··· Listed records ···

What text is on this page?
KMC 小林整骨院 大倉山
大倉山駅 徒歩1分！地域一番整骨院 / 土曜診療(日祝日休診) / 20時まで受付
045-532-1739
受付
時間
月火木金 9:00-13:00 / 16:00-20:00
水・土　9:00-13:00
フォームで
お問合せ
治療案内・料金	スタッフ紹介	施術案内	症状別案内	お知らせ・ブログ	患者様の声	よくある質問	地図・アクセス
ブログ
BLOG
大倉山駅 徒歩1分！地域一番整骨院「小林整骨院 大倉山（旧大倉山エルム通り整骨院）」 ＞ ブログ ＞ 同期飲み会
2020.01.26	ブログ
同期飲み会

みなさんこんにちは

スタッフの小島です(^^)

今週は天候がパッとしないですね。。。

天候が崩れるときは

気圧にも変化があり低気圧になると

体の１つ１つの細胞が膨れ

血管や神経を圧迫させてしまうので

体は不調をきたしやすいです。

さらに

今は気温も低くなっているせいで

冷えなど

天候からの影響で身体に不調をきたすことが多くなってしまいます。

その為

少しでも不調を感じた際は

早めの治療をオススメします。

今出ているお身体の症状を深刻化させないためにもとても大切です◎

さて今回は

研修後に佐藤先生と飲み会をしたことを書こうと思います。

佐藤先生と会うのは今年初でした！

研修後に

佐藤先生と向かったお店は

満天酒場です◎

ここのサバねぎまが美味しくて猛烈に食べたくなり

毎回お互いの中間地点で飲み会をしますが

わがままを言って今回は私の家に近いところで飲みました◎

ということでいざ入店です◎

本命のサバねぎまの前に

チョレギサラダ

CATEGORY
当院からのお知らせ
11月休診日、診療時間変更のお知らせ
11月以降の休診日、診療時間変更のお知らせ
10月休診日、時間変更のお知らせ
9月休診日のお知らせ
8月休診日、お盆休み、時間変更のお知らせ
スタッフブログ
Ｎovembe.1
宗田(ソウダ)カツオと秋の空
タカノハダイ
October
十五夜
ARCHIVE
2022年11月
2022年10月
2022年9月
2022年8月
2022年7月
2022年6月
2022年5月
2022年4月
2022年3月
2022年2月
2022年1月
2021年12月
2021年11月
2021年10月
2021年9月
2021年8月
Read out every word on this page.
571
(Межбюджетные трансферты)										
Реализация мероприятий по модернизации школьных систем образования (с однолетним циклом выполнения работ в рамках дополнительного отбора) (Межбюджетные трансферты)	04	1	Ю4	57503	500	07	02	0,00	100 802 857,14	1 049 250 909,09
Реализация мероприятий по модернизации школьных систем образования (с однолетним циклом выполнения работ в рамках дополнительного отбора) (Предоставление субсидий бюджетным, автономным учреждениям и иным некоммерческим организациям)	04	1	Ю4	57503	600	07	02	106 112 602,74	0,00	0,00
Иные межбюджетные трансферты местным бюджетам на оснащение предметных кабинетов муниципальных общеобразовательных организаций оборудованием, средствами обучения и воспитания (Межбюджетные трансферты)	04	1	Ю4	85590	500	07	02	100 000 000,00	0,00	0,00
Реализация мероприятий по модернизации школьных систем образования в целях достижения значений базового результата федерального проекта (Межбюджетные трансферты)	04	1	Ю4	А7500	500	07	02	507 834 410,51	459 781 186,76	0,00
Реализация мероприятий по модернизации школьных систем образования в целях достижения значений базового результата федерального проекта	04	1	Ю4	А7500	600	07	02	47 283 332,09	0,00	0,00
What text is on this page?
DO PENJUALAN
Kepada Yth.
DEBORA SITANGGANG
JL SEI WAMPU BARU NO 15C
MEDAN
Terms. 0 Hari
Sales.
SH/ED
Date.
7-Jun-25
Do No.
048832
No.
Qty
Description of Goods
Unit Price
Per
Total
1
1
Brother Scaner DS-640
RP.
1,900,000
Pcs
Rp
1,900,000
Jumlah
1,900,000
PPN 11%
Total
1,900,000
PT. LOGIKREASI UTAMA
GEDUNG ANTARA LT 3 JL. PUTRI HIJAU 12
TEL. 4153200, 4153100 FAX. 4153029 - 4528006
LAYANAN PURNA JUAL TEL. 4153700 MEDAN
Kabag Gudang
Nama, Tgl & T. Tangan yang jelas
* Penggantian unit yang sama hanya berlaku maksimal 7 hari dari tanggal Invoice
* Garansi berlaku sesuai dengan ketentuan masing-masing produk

···

--- Task objective ---
Give all the entries again exactly; leave none out.

--- Solved exercise ---
What text is on this page?
KMC 小林整骨院 大倉山
大倉山駅 徒歩1分！地域一番整骨院 / 土曜診療(日祝日休診) / 20時まで受付
045-532-1739
受付
時間
月火木金 9:00-13:00 / 16:00-20:00
水・土　9:00-13:00
フォームで
お問合せ
治療案内・料金	スタッフ紹介	施術案内	症状別案内	お知らせ・ブログ	患者様の声	よくある質問	地図・アクセス
ブログ
BLOG
大倉山駅 徒歩1分！地域一番整骨院「小林整骨院 大倉山（旧大倉山エルム通り整骨院）」 ＞ ブログ ＞ 同期飲み会
2020.01.26	ブログ
同期飲み会

みなさんこんにちは

スタッフの小島です(^^)

今週は天候がパッとしないですね。。。

天候が崩れるときは

気圧にも変化があり低気圧になると

体の１つ１つの細胞が膨れ

血管や神経を圧迫させてしまうので

体は不調をきたしやすいです。

さらに

今は気温も低くなっているせいで

冷えなど

天候からの影響で身体に不調をきたすことが多くなってしまいます。

その為

少しでも不調を感じた際は

早めの治療をオススメします。

今出ているお身体の症状を深刻化させないためにもとても大切です◎

さて今回は

研修後に佐藤先生と飲み会をしたことを書こうと思います。

佐藤先生と会うのは今年初でした！

研修後に

佐藤先生と向かったお店は

満天酒場です◎

ここのサバねぎまが美味しくて猛烈に食べたくなり

毎回お互いの中間地点で飲み会をしますが

わがままを言って今回は私の家に近いところで飲みました◎

ということでいざ入店です◎

本命のサバねぎまの前に

チョレギサラダ

CATEGORY
当院からのお知らせ
11月休診日、診療時間変更のお知らせ
11月以降の休診日、診療時間変更のお知らせ
10月休診日、時間変更のお知らせ
9月休診日のお知らせ
8月休診日、お盆休み、時間変更のお知らせ
スタッフブログ
Ｎovembe.1
宗田(ソウダ)カツオと秋の空
タカノハダイ
October
十五夜
ARCHIVE
2022年11月
2022年10月
2022年9月
2022年8月
2022年7月
2022年6月
2022年5月
2022年4月
2022年3月
2022年2月
2022年1月
2021年12月
2021年11月
2021年10月
2021年9月
2021年8月
Read out every word on this page.
571
(Межбюджетные трансферты)										
Реализация мероприятий по модернизации школьных систем образования (с однолетним циклом выполнения работ в рамках дополнительного отбора) (Межбюджетные трансферты)	04	1	Ю4	57503	500	07	02	0,00	100 802 857,14	1 049 250 909,09
Реализация мероприятий по модернизации школьных систем образования (с однолетним циклом выполнения работ в рамках дополнительного отбора) (Предоставление субсидий бюджетным, автономным учреждениям и иным некоммерческим организациям)	04	1	Ю4	57503	600	07	02	106 112 602,74	0,00	0,00
Иные межбюджетные трансферты местным бюджетам на оснащение предметных кабинетов муниципальных общеобразовательных организаций оборудованием, средствами обучения и воспитания (Межбюджетные трансферты)	04	1	Ю4	85590	500	07	02	100 000 000,00	0,00	0,00
Реализация мероприятий по модернизации школьных систем образования в целях достижения значений базового результата федерального проекта (Межбюджетные трансферты)	04	1	Ю4	А7500	500	07	02	507 834 410,51	459 781 186,76	0,00
Реализация мероприятий по модернизации школьных систем образования в целях достижения значений базового результата федерального проекта	04	1	Ю4	А7500	600	07	02	47 283 332,09	0,00	0,00
What text is on this page?
DO PENJUALAN
Kepada Yth.
DEBORA SITANGGANG
JL SEI WAMPU BARU NO 15C
MEDAN
Terms. 0 Hari
Sales.
SH/ED
Date.
7-Jun-25
Do No.
048832
No.
Qty
Description of Goods
Unit Price
Per
Total
1
1
Brother Scaner DS-640
RP.
1,900,000
Pcs
Rp
1,900,000
Jumlah
1,900,000
PPN 11%
Total
1,900,000
PT. LOGIKREASI UTAMA
GEDUNG ANTARA LT 3 JL. PUTRI HIJAU 12
TEL. 4153200, 4153100 FAX. 4153029 - 4528006
LAYANAN PURNA JUAL TEL. 4153700 MEDAN
Kabag Gudang
Nama, Tgl & T. Tangan yang jelas
* Penggantian unit yang sama hanya berlaku maksimal 7 hari dari tanggal Invoice
* Garansi berlaku sesuai dengan ketentuan masing-masing produk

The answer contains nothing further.